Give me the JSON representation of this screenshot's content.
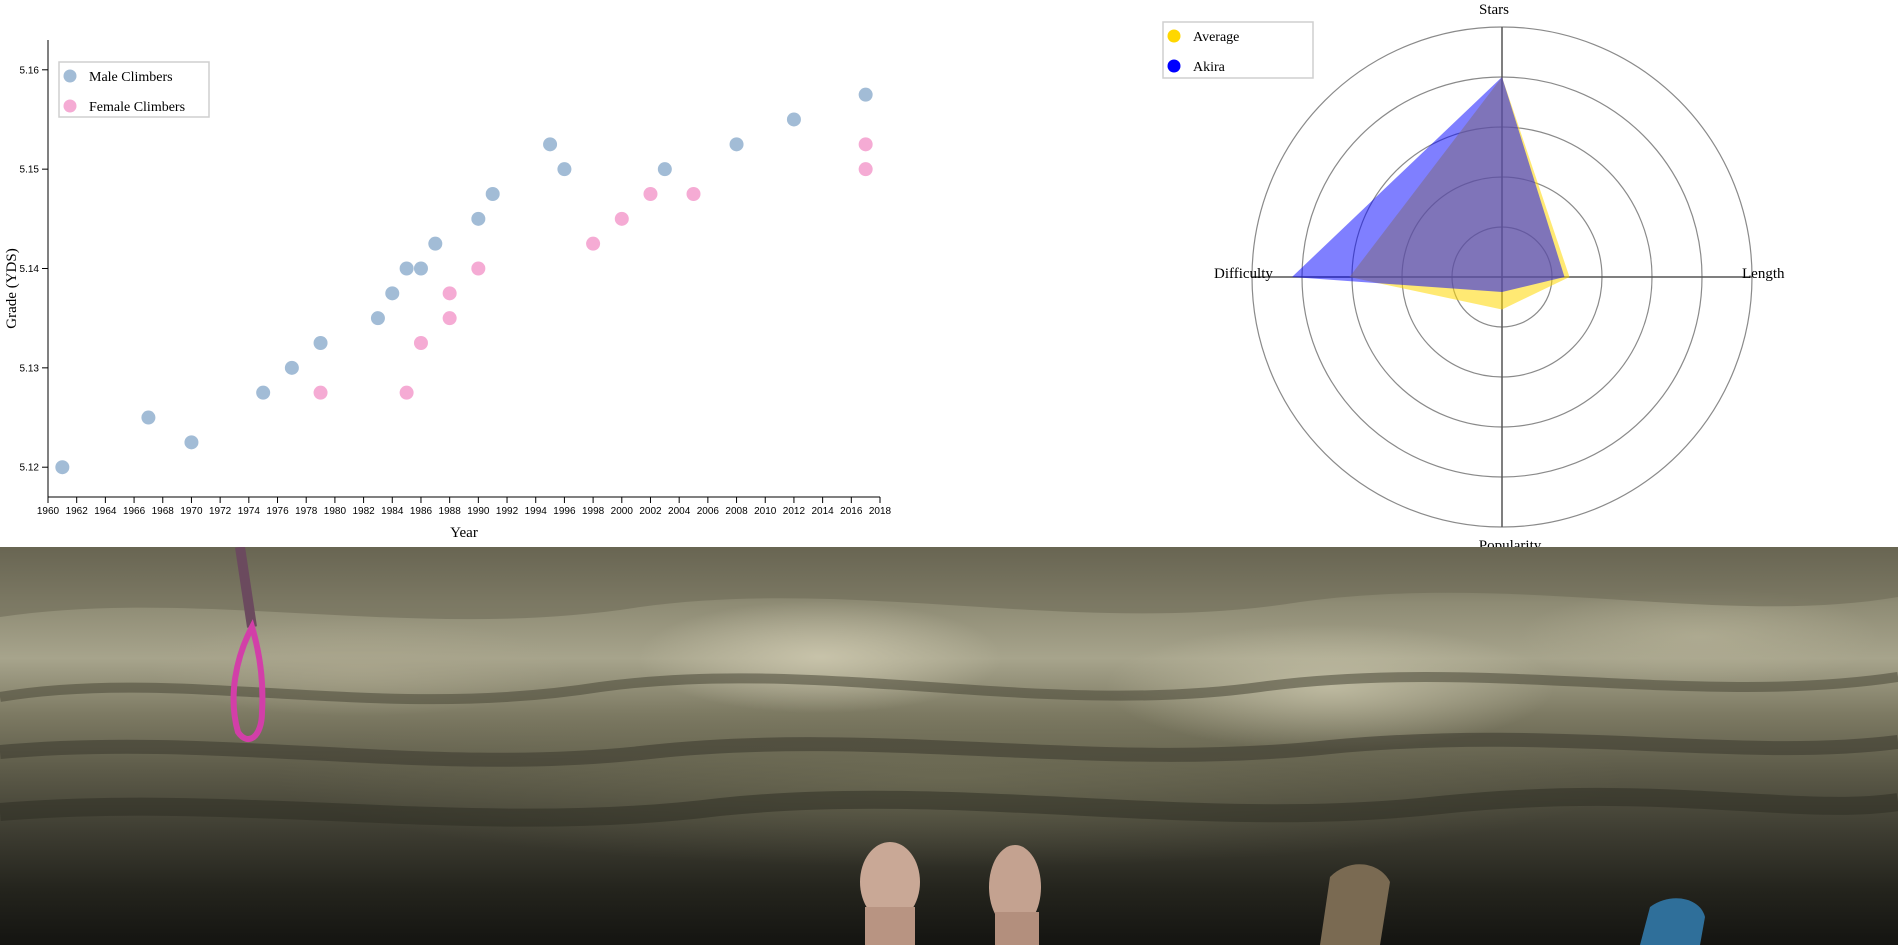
{
  "chart_data": [
    {
      "type": "scatter",
      "xlabel": "Year",
      "ylabel": "Grade (YDS)",
      "xlim": [
        1960,
        2018
      ],
      "ylim": [
        5.117,
        5.163
      ],
      "x_ticks": [
        "1960",
        "1962",
        "1964",
        "1966",
        "1968",
        "1970",
        "1972",
        "1974",
        "1976",
        "1978",
        "1980",
        "1982",
        "1984",
        "1986",
        "1988",
        "1990",
        "1992",
        "1994",
        "1996",
        "1998",
        "2000",
        "2002",
        "2004",
        "2006",
        "2008",
        "2010",
        "2012",
        "2014",
        "2016",
        "2018"
      ],
      "y_ticks": [
        {
          "value": 5.12,
          "label": "5.12"
        },
        {
          "value": 5.13,
          "label": "5.13"
        },
        {
          "value": 5.14,
          "label": "5.14"
        },
        {
          "value": 5.15,
          "label": "5.15"
        },
        {
          "value": 5.16,
          "label": "5.16"
        }
      ],
      "legend_position": "top-left",
      "series": [
        {
          "name": "Male Climbers",
          "color": "#a2bcd6",
          "points": [
            {
              "x": 1961,
              "y": 5.12
            },
            {
              "x": 1967,
              "y": 5.125
            },
            {
              "x": 1970,
              "y": 5.1225
            },
            {
              "x": 1975,
              "y": 5.1275
            },
            {
              "x": 1977,
              "y": 5.13
            },
            {
              "x": 1979,
              "y": 5.1325
            },
            {
              "x": 1983,
              "y": 5.135
            },
            {
              "x": 1984,
              "y": 5.1375
            },
            {
              "x": 1985,
              "y": 5.14
            },
            {
              "x": 1986,
              "y": 5.14
            },
            {
              "x": 1987,
              "y": 5.1425
            },
            {
              "x": 1990,
              "y": 5.145
            },
            {
              "x": 1991,
              "y": 5.1475
            },
            {
              "x": 1995,
              "y": 5.1525
            },
            {
              "x": 1996,
              "y": 5.15
            },
            {
              "x": 2003,
              "y": 5.15
            },
            {
              "x": 2008,
              "y": 5.1525
            },
            {
              "x": 2012,
              "y": 5.155
            },
            {
              "x": 2017,
              "y": 5.1575
            }
          ]
        },
        {
          "name": "Female Climbers",
          "color": "#f5abd4",
          "points": [
            {
              "x": 1979,
              "y": 5.1275
            },
            {
              "x": 1985,
              "y": 5.1275
            },
            {
              "x": 1986,
              "y": 5.1325
            },
            {
              "x": 1988,
              "y": 5.135
            },
            {
              "x": 1988,
              "y": 5.1375
            },
            {
              "x": 1990,
              "y": 5.14
            },
            {
              "x": 1998,
              "y": 5.1425
            },
            {
              "x": 2000,
              "y": 5.145
            },
            {
              "x": 2002,
              "y": 5.1475
            },
            {
              "x": 2005,
              "y": 5.1475
            },
            {
              "x": 2017,
              "y": 5.15
            },
            {
              "x": 2017,
              "y": 5.1525
            }
          ]
        }
      ]
    },
    {
      "type": "radar",
      "axes": [
        "Stars",
        "Length",
        "Popularity",
        "Difficulty"
      ],
      "max": 5,
      "rings": 5,
      "legend_position": "top-left",
      "series": [
        {
          "name": "Average",
          "color": "#ffd700",
          "fill_opacity": 0.55,
          "values": [
            4,
            1.35,
            0.65,
            3.05
          ]
        },
        {
          "name": "Akira",
          "color": "#0000ff",
          "fill_opacity": 0.5,
          "values": [
            4,
            1.25,
            0.3,
            4.2
          ]
        }
      ]
    }
  ],
  "photo": {
    "description_icon": "climbing-overhang-photo-icon"
  }
}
###
» **Work required**
Only the number is needed: state how many lines in the listing contain "Climbers".

» **Output of the exercise**
2